# What to do
List all lines of the data that include the string "Schooling".

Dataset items
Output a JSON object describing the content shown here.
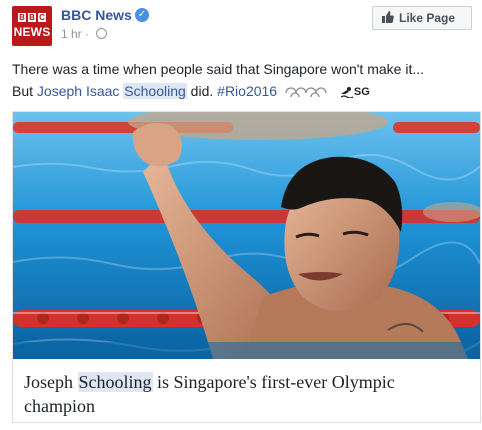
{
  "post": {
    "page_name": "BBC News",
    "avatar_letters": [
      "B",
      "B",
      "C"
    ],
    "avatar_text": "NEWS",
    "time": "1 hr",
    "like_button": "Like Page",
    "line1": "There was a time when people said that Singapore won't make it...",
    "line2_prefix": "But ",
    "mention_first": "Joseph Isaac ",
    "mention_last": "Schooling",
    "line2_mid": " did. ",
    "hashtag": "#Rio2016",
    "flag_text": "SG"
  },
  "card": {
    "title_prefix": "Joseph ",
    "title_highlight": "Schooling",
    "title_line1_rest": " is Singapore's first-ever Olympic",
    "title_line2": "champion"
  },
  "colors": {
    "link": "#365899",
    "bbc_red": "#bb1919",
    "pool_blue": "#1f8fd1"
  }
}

---

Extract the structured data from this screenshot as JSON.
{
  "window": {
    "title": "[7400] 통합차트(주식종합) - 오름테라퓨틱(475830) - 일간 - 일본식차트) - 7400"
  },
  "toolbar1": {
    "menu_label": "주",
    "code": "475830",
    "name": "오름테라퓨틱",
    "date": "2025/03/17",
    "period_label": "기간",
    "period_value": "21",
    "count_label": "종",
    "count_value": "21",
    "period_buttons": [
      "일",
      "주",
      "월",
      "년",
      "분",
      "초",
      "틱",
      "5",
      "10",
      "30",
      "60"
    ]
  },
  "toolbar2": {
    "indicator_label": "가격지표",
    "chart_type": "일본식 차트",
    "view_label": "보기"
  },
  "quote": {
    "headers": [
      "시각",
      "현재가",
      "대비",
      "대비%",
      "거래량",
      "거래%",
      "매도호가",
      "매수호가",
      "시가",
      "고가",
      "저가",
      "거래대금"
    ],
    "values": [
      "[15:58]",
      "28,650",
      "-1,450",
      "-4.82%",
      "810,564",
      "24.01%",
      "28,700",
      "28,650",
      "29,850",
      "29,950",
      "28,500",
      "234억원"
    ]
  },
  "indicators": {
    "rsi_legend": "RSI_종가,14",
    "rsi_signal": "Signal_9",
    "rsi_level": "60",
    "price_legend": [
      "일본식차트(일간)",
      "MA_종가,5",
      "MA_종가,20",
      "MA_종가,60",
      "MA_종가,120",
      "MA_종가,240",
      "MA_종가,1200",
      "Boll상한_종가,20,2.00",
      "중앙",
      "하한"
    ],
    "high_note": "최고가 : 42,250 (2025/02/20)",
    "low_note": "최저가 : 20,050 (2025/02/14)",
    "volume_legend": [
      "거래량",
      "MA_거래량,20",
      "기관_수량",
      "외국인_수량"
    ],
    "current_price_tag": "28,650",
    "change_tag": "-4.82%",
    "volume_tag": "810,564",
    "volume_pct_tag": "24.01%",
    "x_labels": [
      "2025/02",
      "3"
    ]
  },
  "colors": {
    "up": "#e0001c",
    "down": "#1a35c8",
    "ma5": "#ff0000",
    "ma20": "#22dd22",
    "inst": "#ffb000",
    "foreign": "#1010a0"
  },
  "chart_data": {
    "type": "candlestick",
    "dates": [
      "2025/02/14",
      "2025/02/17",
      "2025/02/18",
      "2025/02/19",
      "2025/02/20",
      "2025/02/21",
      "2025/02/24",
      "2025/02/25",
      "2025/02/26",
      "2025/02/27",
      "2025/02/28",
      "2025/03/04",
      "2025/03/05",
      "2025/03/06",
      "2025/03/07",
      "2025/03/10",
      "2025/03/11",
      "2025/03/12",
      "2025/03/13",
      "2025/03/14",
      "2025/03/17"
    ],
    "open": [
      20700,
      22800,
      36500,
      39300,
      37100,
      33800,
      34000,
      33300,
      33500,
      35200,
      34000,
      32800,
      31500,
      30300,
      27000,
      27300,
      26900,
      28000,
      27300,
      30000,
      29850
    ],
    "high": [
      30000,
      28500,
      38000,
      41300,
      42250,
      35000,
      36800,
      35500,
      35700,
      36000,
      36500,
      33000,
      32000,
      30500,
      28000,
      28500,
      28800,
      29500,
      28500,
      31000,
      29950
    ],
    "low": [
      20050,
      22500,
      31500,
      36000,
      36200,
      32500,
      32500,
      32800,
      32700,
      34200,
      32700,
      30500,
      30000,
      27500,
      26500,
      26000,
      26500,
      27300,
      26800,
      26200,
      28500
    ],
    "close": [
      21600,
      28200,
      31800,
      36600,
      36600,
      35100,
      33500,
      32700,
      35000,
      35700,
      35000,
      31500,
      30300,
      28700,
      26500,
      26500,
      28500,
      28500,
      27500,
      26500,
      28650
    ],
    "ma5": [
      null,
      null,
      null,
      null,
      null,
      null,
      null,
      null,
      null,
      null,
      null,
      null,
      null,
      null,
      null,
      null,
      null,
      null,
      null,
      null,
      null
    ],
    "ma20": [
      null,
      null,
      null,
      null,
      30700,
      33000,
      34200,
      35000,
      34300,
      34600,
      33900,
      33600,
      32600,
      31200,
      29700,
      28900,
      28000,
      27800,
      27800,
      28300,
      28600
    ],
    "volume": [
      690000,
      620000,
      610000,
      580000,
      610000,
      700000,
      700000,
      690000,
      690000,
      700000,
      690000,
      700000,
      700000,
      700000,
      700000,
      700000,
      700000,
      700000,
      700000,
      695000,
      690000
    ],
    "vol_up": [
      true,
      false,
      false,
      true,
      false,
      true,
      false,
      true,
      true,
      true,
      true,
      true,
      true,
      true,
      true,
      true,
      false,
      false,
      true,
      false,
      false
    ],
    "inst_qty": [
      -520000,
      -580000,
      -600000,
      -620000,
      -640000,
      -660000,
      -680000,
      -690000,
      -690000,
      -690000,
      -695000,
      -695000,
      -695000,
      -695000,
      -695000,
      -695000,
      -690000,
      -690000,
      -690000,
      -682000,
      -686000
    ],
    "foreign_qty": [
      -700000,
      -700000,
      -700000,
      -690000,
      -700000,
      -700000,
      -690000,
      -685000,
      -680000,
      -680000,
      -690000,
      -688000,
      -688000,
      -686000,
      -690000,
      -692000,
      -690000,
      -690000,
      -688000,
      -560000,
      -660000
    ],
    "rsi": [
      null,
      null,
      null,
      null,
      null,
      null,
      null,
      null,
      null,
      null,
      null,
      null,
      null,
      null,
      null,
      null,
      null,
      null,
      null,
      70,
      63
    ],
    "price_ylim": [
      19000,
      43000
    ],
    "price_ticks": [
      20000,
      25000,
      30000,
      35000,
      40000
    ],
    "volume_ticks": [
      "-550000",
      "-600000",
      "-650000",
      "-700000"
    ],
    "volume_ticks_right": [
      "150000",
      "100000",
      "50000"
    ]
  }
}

* * *

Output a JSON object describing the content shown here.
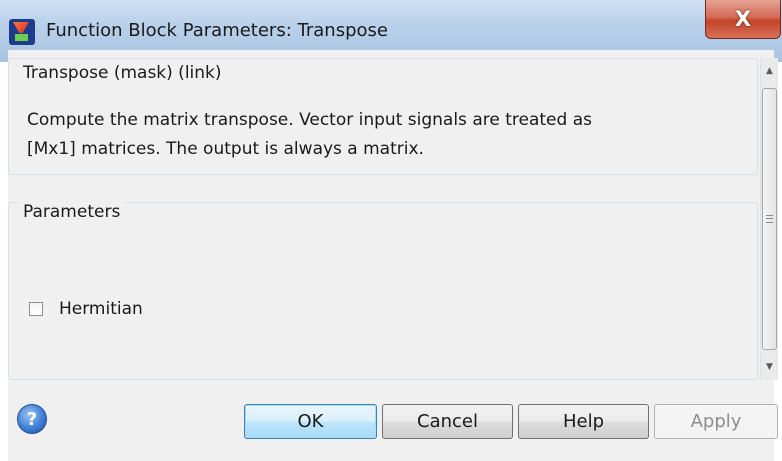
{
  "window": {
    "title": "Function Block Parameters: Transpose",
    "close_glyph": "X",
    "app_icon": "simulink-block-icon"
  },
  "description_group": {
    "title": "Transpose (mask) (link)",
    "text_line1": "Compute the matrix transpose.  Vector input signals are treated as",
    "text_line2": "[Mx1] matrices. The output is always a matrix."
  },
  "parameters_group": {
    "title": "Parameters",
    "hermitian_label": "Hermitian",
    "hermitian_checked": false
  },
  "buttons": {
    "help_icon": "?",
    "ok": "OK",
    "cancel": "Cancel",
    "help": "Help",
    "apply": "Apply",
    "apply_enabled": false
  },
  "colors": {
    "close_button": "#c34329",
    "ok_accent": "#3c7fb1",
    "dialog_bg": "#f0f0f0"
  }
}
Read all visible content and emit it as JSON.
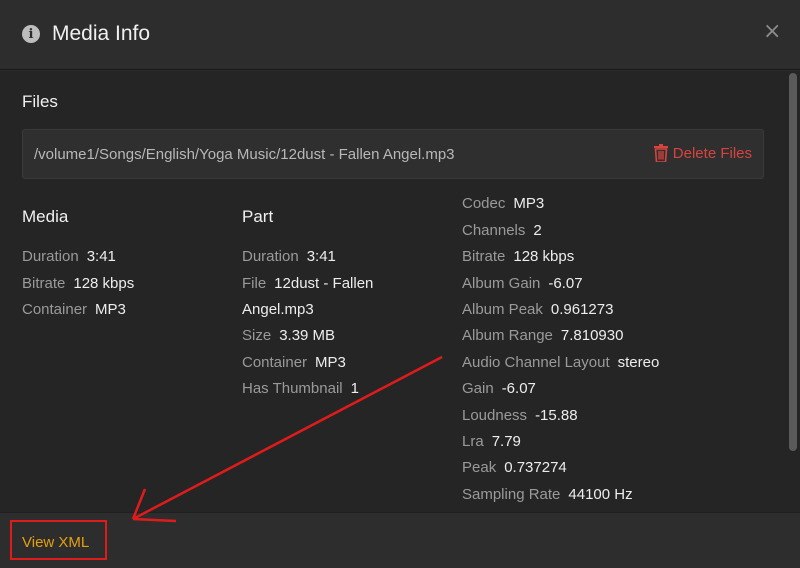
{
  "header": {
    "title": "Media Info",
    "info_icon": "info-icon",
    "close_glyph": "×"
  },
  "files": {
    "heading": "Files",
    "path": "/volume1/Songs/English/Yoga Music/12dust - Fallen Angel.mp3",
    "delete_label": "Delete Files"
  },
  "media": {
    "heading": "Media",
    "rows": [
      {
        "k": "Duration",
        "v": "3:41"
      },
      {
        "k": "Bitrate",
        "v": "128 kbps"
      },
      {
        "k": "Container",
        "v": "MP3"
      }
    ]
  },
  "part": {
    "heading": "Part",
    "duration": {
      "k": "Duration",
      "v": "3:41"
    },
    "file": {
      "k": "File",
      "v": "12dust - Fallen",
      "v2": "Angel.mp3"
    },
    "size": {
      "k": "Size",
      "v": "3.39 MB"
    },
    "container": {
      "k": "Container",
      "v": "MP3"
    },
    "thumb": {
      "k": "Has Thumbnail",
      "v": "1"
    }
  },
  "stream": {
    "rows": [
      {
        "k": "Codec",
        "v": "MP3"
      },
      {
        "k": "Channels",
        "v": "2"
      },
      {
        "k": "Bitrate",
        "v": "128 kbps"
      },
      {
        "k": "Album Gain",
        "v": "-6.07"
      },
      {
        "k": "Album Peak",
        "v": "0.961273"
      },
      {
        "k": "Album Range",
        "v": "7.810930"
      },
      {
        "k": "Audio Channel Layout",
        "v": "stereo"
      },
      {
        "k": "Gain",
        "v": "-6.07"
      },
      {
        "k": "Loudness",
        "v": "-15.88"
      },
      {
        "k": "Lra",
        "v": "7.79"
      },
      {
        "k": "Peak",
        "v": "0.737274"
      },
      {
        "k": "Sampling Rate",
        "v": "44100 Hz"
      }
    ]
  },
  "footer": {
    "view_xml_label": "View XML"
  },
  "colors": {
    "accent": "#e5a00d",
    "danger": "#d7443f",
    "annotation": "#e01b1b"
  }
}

# Worked answer
    "mention_last": "Schooling",
    "title_highlight": "Schooling",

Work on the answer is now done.